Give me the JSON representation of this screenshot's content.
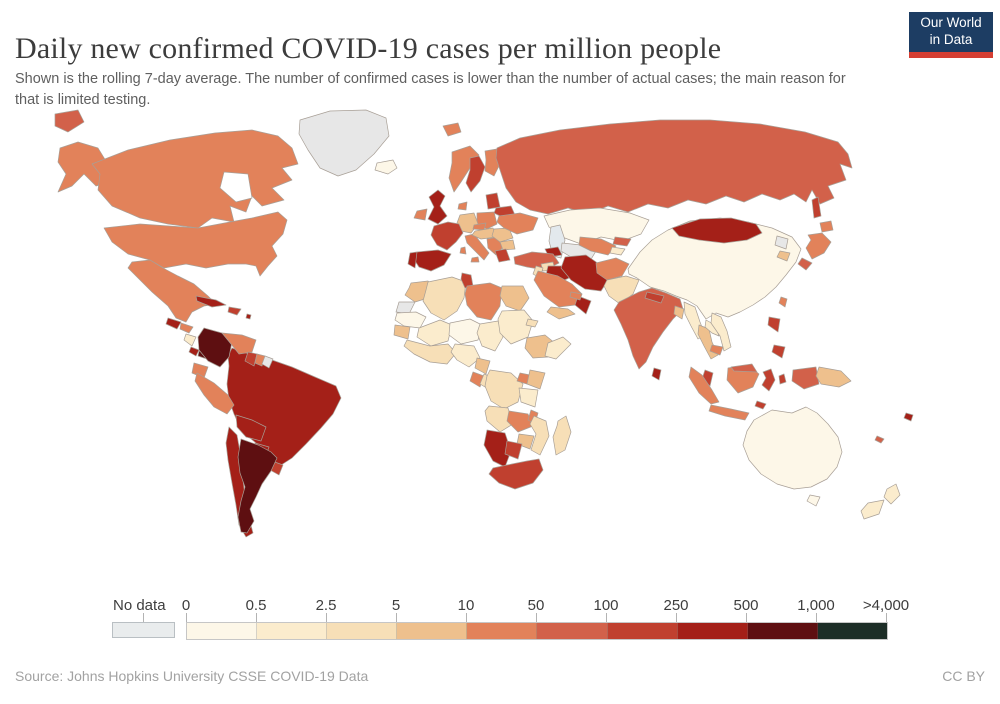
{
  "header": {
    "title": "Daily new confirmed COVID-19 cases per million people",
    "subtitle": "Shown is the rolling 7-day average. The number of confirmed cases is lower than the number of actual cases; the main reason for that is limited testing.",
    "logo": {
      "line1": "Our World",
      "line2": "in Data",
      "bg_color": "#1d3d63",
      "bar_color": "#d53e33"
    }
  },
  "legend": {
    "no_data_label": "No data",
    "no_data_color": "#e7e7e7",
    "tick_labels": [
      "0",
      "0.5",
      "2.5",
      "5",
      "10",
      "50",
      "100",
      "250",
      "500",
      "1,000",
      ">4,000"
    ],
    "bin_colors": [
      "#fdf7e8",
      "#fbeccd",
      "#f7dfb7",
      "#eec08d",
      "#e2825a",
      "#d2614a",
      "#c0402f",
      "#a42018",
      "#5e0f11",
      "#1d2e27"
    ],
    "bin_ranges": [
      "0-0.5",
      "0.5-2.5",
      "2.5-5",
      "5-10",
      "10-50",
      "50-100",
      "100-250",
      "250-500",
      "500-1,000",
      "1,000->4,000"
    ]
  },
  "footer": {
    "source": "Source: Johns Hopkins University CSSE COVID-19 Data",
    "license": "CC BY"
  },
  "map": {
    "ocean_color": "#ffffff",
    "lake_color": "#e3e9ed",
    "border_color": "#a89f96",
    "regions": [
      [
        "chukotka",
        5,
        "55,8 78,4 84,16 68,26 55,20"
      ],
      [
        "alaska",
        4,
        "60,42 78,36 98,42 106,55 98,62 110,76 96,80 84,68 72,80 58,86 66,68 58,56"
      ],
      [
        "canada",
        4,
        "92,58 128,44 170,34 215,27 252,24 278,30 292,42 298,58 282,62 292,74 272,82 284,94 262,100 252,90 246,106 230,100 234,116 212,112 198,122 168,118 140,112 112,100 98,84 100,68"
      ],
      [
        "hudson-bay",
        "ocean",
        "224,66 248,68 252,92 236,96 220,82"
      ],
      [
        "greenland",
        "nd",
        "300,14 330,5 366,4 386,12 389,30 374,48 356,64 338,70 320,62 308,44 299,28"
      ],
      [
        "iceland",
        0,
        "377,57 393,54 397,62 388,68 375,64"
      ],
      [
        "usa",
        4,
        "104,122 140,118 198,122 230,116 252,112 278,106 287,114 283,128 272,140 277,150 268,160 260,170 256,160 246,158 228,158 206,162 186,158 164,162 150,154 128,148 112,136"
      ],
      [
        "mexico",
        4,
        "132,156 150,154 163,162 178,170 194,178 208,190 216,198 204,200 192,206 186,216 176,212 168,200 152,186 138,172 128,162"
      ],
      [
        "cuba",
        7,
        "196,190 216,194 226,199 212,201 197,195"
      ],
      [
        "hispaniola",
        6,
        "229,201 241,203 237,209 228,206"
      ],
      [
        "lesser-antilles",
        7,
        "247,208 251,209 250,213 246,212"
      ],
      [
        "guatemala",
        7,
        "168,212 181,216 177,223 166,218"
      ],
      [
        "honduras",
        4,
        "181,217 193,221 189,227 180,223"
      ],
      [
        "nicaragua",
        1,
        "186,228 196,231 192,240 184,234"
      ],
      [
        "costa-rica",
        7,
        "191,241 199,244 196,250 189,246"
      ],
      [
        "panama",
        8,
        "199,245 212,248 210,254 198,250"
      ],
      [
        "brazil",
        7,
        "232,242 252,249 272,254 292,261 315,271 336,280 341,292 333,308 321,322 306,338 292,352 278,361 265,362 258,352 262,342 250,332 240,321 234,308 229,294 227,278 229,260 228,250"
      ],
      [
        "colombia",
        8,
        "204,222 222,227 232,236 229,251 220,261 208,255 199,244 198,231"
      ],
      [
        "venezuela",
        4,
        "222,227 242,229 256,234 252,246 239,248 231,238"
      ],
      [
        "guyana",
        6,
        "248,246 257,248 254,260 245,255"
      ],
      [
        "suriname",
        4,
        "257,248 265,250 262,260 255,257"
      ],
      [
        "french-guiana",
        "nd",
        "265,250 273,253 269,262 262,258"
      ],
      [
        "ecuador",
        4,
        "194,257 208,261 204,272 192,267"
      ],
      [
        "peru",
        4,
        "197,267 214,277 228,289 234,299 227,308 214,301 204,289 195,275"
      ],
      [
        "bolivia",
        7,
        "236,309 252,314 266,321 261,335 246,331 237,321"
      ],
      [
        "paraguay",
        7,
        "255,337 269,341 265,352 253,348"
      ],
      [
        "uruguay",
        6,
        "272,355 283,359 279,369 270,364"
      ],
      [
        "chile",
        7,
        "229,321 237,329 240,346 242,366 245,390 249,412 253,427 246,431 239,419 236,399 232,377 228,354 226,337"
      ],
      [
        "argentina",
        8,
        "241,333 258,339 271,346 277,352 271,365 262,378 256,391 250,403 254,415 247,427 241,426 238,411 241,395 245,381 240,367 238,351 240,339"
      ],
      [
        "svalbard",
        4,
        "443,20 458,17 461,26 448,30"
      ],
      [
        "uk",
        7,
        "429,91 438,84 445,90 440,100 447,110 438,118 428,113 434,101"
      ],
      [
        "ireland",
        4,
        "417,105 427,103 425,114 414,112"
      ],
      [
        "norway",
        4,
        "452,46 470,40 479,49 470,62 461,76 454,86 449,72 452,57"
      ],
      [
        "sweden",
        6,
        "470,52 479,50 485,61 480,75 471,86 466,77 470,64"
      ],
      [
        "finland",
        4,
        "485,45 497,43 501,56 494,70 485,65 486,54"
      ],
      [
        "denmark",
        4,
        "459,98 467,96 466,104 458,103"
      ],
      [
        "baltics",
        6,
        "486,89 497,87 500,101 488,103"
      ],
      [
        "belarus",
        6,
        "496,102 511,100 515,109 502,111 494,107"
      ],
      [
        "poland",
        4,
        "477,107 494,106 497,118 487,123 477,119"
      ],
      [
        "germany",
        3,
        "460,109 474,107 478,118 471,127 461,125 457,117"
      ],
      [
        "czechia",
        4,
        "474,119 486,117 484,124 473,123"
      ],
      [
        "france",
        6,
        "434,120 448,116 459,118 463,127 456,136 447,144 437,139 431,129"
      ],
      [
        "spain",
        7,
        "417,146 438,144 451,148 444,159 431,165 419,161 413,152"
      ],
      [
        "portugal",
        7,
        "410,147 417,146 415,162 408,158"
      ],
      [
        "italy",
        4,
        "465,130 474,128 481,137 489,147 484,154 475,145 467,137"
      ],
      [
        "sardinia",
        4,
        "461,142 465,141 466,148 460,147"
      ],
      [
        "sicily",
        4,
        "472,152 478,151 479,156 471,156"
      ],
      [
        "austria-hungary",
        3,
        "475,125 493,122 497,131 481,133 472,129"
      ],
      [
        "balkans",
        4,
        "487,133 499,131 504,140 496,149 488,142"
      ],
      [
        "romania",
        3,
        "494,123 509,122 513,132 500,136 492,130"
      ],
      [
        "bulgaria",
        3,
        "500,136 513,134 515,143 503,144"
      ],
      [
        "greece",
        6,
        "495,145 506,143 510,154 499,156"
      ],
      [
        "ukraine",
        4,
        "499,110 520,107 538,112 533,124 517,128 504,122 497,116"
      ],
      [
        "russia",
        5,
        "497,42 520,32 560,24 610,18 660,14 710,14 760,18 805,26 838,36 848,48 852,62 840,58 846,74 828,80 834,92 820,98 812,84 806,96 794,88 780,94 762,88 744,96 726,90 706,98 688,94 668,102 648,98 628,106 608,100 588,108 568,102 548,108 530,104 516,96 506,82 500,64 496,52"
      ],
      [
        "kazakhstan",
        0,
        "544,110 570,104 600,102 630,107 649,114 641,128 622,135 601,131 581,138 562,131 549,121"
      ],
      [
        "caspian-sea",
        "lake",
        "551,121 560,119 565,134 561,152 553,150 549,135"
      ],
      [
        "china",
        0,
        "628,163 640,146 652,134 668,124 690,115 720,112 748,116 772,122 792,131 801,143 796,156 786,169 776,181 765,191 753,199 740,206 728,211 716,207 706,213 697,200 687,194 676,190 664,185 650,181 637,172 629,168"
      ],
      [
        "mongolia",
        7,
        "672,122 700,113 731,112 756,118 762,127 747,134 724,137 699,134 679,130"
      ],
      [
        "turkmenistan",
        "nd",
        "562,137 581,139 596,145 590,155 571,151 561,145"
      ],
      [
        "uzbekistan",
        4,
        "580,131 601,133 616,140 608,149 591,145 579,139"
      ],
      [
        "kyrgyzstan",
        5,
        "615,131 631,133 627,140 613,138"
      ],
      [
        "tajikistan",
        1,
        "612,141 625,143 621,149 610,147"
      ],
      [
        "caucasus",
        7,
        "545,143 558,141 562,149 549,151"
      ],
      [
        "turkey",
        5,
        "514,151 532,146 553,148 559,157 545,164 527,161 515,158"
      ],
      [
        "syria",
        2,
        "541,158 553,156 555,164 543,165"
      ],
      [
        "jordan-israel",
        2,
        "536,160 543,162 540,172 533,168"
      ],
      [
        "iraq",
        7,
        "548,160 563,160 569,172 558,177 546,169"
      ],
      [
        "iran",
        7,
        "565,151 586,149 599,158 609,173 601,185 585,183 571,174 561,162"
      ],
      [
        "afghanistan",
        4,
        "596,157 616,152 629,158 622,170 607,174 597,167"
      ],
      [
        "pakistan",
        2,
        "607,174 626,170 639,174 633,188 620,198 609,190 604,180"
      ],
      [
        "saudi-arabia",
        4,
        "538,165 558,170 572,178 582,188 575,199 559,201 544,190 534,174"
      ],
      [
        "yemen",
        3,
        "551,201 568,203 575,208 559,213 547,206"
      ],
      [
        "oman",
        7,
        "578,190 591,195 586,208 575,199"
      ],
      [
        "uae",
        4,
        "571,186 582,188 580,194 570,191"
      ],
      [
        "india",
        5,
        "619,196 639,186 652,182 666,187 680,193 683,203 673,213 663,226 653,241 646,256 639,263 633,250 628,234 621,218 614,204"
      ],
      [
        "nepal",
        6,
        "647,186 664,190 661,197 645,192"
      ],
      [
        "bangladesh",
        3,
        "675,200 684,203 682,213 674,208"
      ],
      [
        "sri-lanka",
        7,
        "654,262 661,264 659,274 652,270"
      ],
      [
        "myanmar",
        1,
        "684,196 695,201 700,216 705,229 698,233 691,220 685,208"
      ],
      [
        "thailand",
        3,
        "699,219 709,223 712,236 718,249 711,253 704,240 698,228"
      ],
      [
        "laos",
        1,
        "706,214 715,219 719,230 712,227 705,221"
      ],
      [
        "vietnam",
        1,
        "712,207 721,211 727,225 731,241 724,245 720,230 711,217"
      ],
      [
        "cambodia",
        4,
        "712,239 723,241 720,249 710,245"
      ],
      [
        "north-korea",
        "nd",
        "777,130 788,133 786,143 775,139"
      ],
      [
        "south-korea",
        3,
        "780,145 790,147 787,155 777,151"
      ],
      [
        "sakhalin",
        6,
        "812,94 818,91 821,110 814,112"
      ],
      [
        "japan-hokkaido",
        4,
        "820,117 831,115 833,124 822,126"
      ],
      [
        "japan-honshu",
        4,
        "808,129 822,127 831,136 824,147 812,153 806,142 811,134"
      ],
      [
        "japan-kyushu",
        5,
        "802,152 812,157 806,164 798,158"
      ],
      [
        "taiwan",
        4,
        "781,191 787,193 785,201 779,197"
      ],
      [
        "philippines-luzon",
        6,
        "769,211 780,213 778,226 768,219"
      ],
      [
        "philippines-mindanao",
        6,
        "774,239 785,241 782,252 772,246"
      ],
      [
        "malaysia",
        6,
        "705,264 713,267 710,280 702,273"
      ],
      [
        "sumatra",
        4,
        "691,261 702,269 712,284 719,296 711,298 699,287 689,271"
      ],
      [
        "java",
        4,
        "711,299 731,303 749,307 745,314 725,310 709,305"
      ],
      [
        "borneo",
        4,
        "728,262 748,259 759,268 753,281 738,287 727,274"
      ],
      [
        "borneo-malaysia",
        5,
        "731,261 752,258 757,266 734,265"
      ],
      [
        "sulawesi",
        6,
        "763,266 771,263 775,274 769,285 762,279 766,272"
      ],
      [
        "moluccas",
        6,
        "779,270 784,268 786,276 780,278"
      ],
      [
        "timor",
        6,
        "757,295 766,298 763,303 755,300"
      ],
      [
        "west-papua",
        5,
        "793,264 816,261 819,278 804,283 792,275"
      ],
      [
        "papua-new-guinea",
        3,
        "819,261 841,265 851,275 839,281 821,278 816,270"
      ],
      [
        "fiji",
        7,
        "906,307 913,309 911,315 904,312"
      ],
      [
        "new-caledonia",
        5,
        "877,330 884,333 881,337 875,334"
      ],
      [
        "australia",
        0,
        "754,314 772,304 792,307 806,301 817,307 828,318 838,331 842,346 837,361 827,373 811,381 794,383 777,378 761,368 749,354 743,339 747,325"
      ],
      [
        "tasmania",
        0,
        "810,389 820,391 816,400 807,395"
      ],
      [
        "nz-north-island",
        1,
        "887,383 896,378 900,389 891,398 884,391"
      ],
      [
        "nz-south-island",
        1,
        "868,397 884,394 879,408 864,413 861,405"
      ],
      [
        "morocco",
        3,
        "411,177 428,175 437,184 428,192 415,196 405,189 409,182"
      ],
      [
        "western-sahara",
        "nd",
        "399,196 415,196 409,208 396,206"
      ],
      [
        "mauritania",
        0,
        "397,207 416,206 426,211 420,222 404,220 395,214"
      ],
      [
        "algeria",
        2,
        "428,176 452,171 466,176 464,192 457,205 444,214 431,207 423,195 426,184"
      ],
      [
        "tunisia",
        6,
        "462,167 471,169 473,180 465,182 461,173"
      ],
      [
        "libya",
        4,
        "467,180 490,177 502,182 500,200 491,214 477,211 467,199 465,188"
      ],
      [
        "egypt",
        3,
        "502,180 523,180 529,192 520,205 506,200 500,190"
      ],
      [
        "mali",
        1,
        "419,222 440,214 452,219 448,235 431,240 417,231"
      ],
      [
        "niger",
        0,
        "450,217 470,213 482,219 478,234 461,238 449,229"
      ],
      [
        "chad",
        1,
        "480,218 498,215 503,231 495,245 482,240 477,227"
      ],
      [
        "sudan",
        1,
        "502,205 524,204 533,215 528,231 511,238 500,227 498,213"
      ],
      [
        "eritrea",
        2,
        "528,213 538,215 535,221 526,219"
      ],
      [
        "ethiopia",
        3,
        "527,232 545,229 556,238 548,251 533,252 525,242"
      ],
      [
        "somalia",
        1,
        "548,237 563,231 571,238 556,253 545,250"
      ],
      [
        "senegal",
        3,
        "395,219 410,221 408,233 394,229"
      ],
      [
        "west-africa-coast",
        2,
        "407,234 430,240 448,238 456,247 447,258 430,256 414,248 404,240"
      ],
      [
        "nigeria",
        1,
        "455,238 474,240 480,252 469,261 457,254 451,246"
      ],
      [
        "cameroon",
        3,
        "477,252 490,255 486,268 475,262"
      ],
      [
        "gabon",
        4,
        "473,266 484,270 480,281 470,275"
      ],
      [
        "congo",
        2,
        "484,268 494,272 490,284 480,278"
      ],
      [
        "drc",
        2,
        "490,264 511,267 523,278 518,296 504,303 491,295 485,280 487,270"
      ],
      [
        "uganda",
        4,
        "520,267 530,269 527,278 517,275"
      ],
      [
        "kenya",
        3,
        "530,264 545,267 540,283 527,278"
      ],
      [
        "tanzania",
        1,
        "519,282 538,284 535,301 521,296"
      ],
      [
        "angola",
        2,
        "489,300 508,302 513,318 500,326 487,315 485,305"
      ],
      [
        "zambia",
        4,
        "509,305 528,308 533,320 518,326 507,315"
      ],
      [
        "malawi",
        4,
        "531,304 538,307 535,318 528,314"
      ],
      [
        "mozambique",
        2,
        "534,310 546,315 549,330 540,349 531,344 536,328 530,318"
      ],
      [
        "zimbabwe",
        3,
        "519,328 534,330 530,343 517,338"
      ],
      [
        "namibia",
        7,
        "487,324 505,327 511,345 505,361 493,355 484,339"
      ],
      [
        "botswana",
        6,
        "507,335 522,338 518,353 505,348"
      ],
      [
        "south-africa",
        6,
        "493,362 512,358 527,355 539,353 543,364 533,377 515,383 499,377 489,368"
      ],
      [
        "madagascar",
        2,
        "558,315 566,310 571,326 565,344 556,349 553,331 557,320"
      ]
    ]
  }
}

■ ■ ■ ■ ■

* [WRITTEN INSTRUCTION]
Return every line containing "south".

* [COMPLETED EXERCISE]
        "south-korea",
        "nz-south-island",
        "south-africa",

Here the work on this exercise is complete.